──────── DATA RECORDS

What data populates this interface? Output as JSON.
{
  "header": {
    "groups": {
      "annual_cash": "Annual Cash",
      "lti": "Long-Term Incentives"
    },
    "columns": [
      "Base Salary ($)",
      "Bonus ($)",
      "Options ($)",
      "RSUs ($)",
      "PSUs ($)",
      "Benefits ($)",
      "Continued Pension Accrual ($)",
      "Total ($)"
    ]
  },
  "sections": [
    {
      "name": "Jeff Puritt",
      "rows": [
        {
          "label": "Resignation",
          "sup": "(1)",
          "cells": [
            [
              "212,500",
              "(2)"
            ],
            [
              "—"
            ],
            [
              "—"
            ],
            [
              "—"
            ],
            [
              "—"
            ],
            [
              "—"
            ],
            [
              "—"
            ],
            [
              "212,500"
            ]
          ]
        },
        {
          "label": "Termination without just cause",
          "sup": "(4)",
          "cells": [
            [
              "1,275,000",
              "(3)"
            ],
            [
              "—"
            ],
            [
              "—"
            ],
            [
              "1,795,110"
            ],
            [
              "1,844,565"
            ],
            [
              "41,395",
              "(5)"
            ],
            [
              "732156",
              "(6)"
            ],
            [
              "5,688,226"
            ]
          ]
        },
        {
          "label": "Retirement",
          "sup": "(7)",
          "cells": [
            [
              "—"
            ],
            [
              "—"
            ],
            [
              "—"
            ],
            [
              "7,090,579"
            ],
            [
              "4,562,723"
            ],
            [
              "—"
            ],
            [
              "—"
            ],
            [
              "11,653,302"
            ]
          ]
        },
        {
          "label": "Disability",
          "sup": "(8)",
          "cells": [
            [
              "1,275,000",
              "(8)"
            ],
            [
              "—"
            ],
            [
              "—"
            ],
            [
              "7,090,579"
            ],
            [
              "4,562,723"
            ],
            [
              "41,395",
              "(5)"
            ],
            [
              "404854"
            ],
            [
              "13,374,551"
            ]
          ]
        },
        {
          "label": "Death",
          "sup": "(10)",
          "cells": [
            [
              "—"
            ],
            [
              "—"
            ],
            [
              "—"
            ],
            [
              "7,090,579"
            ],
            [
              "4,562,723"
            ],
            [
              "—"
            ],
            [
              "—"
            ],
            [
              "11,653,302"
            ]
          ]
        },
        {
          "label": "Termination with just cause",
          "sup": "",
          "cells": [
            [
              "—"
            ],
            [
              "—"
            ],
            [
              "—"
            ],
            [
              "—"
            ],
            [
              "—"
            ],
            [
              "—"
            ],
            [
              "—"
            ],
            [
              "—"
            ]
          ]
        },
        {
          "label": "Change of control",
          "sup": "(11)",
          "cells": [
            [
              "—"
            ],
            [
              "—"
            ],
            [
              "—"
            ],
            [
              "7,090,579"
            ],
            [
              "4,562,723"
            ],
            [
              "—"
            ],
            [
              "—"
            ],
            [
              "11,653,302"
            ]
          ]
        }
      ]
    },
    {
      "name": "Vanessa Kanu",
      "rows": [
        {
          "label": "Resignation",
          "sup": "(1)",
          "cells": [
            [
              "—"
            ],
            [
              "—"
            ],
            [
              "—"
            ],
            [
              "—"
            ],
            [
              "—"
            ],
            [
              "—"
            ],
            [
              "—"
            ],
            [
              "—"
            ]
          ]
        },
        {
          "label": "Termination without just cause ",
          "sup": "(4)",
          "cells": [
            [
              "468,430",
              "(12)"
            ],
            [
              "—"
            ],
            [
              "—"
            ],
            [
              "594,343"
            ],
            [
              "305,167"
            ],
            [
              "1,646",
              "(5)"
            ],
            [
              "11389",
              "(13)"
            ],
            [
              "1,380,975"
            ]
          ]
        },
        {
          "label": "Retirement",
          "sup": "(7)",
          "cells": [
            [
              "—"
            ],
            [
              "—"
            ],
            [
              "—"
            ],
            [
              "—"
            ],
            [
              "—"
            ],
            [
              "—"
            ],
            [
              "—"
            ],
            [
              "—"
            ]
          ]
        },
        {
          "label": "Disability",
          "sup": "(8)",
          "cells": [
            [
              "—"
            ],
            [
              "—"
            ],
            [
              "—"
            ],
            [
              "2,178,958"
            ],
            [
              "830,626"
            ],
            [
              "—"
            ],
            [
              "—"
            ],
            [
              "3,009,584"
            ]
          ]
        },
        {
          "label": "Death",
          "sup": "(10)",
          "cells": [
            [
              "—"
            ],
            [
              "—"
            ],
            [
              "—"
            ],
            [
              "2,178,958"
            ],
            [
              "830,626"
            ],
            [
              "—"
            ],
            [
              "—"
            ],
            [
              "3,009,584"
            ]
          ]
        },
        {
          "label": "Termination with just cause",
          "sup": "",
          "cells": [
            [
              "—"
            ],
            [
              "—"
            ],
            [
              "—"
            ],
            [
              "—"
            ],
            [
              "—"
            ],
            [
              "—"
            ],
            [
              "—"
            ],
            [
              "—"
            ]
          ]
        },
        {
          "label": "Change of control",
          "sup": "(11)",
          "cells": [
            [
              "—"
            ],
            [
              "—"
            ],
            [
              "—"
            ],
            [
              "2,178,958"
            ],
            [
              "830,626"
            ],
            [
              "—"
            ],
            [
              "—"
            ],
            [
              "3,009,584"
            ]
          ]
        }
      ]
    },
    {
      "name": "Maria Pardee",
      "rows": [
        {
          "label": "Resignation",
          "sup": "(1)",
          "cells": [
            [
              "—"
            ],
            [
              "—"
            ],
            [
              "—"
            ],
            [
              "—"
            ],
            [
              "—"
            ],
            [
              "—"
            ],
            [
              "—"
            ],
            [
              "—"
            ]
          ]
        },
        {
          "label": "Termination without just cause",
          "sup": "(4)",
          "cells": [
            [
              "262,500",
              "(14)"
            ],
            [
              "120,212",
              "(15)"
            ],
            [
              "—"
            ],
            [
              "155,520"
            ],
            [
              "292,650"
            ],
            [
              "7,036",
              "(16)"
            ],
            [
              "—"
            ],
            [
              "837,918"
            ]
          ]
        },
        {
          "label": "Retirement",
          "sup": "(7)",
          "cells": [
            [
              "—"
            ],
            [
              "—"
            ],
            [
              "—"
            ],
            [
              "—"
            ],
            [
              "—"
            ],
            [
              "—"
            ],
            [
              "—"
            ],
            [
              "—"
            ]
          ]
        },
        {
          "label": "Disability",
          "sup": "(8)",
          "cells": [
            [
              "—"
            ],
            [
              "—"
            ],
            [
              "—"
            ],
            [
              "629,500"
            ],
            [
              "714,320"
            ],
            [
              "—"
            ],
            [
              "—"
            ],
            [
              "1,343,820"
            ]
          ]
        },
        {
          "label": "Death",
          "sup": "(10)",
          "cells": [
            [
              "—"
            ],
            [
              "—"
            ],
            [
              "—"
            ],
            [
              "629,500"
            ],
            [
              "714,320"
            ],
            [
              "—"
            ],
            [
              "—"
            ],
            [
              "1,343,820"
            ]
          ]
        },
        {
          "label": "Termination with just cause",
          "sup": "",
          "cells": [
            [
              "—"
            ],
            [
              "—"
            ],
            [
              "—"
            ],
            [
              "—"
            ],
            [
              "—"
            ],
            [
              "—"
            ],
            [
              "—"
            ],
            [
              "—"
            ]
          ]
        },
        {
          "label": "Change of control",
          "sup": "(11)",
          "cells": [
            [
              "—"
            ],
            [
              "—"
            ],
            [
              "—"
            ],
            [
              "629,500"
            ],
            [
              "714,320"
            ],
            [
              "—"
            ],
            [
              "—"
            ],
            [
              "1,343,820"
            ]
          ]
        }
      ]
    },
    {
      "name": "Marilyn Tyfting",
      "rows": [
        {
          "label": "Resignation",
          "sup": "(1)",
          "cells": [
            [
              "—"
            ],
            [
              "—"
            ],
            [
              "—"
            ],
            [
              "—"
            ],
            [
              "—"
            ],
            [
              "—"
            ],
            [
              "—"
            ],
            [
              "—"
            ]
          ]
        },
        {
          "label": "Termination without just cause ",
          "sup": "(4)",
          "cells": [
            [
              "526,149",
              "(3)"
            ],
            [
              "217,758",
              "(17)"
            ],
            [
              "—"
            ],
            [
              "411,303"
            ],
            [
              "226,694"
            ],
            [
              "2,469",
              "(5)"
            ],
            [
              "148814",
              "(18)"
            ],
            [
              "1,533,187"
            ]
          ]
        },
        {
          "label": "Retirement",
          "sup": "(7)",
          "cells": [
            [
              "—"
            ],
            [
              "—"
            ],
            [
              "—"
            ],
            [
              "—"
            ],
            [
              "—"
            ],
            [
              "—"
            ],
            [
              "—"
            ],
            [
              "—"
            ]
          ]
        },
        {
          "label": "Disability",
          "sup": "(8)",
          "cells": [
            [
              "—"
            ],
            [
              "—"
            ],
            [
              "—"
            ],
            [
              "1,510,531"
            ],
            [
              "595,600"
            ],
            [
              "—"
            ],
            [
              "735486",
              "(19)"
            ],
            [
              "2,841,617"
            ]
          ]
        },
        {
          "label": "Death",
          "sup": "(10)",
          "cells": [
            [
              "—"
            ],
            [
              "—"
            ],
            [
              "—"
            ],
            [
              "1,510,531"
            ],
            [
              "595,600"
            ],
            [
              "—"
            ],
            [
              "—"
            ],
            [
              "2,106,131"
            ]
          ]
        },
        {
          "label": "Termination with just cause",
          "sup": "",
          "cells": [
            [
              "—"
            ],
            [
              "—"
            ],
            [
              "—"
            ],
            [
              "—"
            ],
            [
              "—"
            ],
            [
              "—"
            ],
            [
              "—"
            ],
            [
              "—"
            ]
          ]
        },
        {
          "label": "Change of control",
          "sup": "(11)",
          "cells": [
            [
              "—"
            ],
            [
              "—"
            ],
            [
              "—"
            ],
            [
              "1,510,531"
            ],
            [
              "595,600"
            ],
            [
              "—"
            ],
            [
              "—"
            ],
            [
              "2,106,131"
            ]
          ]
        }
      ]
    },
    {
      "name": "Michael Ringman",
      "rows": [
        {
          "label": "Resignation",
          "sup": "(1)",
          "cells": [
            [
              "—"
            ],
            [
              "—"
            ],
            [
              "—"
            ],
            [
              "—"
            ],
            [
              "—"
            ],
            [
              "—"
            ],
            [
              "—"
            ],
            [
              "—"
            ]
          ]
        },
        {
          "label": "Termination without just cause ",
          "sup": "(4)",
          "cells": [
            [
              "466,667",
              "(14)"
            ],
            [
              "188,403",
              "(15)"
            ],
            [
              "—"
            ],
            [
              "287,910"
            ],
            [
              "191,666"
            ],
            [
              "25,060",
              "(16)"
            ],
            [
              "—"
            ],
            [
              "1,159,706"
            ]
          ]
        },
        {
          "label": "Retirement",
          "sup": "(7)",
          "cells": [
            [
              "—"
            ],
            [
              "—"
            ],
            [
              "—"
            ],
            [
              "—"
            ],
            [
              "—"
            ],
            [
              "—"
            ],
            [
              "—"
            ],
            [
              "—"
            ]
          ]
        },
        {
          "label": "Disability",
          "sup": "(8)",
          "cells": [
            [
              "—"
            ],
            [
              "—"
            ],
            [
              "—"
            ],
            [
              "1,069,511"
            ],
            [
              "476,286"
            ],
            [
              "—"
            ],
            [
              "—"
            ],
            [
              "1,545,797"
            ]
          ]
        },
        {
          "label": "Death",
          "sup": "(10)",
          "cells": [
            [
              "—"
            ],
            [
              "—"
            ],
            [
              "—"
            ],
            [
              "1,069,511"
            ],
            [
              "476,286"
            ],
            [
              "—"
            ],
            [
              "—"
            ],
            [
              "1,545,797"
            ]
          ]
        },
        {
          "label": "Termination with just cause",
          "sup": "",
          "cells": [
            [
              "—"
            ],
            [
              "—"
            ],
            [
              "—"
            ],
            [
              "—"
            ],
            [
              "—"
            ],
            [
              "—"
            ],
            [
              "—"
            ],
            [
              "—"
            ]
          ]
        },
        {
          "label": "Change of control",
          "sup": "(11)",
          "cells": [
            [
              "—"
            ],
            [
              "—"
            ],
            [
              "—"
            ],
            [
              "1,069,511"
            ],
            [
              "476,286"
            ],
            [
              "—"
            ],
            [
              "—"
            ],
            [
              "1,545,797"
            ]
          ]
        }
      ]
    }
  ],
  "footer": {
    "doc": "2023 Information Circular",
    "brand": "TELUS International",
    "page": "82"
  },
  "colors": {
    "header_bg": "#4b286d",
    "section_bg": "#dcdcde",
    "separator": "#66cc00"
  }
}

────────────────

→ EXERCISE DESCRIPTION
Pick out each line in the material containing "name".

→ REPLY
      "name": "Jeff Puritt",
      "name": "Vanessa Kanu",
      "name": "Maria Pardee",
      "name": "Marilyn Tyfting",
      "name": "Michael Ringman",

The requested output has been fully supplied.